- [SUPPLIED ENTRIES]

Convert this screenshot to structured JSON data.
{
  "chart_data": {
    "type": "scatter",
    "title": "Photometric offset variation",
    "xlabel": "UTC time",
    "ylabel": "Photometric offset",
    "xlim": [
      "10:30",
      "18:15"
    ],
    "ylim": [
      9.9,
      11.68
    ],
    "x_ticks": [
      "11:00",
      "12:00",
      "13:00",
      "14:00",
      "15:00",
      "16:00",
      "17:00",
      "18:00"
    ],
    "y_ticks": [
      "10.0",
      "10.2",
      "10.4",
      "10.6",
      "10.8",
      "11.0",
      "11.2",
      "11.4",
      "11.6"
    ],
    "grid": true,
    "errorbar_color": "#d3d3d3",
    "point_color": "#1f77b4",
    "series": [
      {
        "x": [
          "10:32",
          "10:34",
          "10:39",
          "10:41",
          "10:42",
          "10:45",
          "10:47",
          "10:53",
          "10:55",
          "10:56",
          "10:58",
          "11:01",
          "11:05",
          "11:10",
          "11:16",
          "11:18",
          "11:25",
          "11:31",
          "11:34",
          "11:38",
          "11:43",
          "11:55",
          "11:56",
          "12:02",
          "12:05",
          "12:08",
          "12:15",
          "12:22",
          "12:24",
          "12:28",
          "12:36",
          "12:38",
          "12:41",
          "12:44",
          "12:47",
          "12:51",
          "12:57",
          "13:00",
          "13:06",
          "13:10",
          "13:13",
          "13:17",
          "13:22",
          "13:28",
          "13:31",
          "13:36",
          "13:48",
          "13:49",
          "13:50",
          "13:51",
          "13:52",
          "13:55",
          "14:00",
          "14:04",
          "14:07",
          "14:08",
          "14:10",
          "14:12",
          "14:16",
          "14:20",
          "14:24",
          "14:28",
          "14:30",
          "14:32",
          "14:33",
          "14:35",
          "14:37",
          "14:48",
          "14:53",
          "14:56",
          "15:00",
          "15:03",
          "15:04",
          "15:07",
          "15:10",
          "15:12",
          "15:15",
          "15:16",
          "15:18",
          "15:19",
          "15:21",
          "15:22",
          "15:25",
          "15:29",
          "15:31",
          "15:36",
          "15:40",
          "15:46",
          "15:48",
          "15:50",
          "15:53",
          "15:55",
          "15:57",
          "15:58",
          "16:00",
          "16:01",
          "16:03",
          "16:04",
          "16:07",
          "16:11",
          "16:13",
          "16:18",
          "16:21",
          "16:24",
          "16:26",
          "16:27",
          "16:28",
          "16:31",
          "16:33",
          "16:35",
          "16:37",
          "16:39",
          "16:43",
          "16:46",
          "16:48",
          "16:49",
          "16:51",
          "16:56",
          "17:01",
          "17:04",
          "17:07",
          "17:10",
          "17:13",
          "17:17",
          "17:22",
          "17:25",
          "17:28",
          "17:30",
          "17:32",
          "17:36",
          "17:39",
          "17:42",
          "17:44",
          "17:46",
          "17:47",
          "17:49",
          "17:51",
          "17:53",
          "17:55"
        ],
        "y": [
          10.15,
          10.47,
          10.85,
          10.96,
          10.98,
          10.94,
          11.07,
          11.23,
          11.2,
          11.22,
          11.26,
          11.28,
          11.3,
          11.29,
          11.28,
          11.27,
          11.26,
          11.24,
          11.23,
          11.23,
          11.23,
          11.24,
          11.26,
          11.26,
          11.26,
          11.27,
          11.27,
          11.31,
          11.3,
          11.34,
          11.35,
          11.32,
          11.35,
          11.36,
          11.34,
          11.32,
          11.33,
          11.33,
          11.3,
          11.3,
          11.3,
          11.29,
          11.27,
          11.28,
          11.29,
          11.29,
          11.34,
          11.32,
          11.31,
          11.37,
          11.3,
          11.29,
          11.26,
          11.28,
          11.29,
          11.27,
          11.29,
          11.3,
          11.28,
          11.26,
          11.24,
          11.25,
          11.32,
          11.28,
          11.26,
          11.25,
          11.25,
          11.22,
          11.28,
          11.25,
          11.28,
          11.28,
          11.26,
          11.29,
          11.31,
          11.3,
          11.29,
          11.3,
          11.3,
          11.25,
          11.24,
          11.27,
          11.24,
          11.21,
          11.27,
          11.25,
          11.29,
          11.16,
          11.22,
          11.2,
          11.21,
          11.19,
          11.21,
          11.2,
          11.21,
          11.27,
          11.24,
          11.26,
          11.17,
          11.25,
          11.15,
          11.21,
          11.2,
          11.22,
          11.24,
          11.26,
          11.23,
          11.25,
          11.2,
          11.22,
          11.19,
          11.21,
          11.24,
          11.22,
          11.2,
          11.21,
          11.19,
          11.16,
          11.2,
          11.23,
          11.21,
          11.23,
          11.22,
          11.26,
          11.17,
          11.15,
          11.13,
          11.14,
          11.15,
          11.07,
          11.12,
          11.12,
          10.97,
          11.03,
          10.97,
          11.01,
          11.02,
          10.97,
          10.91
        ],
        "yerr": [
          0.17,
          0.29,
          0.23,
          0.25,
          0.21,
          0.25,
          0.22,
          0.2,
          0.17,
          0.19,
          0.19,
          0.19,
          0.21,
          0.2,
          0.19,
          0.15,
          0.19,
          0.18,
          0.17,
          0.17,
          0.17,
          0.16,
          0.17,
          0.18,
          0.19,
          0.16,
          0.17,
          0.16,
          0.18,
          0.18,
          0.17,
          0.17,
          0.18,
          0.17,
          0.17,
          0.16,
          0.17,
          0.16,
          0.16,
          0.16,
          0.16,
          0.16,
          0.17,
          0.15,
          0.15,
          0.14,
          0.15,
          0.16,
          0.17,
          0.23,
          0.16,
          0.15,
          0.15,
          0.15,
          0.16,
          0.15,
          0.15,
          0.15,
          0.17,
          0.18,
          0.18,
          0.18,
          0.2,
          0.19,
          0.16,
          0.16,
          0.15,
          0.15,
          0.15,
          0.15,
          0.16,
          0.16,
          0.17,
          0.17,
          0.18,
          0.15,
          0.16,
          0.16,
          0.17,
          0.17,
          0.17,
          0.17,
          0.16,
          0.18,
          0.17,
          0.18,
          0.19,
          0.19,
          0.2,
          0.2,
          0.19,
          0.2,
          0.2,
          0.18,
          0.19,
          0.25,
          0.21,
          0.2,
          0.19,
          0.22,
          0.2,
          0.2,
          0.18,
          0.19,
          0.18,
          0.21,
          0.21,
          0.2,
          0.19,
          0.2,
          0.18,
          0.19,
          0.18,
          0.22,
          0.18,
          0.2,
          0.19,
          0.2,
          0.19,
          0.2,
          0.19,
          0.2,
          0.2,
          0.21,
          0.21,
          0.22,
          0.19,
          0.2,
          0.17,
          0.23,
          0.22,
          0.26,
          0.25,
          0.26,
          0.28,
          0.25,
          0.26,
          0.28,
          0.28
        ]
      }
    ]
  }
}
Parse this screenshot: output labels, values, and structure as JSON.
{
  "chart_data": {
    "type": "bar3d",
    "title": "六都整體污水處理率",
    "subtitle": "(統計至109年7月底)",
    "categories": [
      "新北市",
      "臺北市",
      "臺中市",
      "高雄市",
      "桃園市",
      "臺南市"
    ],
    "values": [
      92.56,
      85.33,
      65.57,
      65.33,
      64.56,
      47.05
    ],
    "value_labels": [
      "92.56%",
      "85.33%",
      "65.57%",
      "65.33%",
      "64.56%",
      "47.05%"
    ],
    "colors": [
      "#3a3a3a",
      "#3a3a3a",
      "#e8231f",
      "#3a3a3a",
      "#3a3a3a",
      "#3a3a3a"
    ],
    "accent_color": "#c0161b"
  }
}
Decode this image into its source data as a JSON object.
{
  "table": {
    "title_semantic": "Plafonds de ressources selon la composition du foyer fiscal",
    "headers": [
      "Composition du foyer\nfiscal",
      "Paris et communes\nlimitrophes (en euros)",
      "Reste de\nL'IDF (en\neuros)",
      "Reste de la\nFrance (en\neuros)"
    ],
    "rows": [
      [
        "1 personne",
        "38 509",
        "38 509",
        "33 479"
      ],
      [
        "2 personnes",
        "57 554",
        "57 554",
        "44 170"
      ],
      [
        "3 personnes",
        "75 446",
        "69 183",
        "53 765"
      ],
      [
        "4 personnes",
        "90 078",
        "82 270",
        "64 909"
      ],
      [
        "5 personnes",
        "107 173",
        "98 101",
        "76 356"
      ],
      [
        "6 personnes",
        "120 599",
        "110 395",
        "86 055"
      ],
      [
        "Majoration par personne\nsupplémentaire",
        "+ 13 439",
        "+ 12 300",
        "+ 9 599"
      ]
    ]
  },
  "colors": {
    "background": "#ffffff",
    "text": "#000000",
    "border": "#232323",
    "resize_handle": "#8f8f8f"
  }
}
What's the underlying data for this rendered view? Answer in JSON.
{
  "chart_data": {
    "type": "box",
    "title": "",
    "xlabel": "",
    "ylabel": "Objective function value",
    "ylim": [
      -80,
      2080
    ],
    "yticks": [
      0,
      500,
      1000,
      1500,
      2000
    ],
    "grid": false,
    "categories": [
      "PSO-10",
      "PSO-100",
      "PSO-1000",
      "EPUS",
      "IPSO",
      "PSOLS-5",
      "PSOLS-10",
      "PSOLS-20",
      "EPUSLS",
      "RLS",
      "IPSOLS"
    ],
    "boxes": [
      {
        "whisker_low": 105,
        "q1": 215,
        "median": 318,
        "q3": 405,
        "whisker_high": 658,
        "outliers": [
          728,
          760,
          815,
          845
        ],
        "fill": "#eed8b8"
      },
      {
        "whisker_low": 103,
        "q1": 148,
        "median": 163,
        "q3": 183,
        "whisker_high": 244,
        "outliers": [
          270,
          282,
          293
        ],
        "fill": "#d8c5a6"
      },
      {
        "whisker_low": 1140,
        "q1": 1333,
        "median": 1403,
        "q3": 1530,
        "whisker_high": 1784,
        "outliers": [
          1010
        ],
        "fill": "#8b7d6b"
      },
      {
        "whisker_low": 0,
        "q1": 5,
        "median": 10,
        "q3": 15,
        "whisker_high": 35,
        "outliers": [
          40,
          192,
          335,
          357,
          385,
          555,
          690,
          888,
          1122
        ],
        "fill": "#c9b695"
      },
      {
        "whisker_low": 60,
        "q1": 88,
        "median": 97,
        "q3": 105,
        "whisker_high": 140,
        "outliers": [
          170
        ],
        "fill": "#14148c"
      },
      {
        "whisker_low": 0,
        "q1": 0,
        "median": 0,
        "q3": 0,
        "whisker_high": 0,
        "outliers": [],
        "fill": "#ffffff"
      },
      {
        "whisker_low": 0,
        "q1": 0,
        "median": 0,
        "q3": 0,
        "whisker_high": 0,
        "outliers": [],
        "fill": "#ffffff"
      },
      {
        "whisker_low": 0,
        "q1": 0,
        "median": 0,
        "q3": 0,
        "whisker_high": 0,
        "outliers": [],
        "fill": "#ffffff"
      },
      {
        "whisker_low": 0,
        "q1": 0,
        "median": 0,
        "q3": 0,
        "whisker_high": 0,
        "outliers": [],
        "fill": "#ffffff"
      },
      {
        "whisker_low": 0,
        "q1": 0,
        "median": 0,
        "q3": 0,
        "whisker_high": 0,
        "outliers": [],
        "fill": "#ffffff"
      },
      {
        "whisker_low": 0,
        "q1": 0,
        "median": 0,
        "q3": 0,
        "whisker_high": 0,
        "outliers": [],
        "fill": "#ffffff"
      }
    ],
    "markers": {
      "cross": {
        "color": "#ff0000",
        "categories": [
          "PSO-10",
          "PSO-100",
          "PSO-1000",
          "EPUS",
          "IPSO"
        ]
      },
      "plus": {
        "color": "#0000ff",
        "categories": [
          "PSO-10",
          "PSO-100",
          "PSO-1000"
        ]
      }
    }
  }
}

- [TASK INSTRUCTIONS]
Pick out the lines containing the string "this" and show them.

- [EXPECTED ANSWER]
Convert this screenshot to structured JSON data.
Parse this screenshot: output labels, values, and structure as JSON.
Decode this image into its source data as a JSON object.
What's the underlying data for this rendered view? Answer in JSON.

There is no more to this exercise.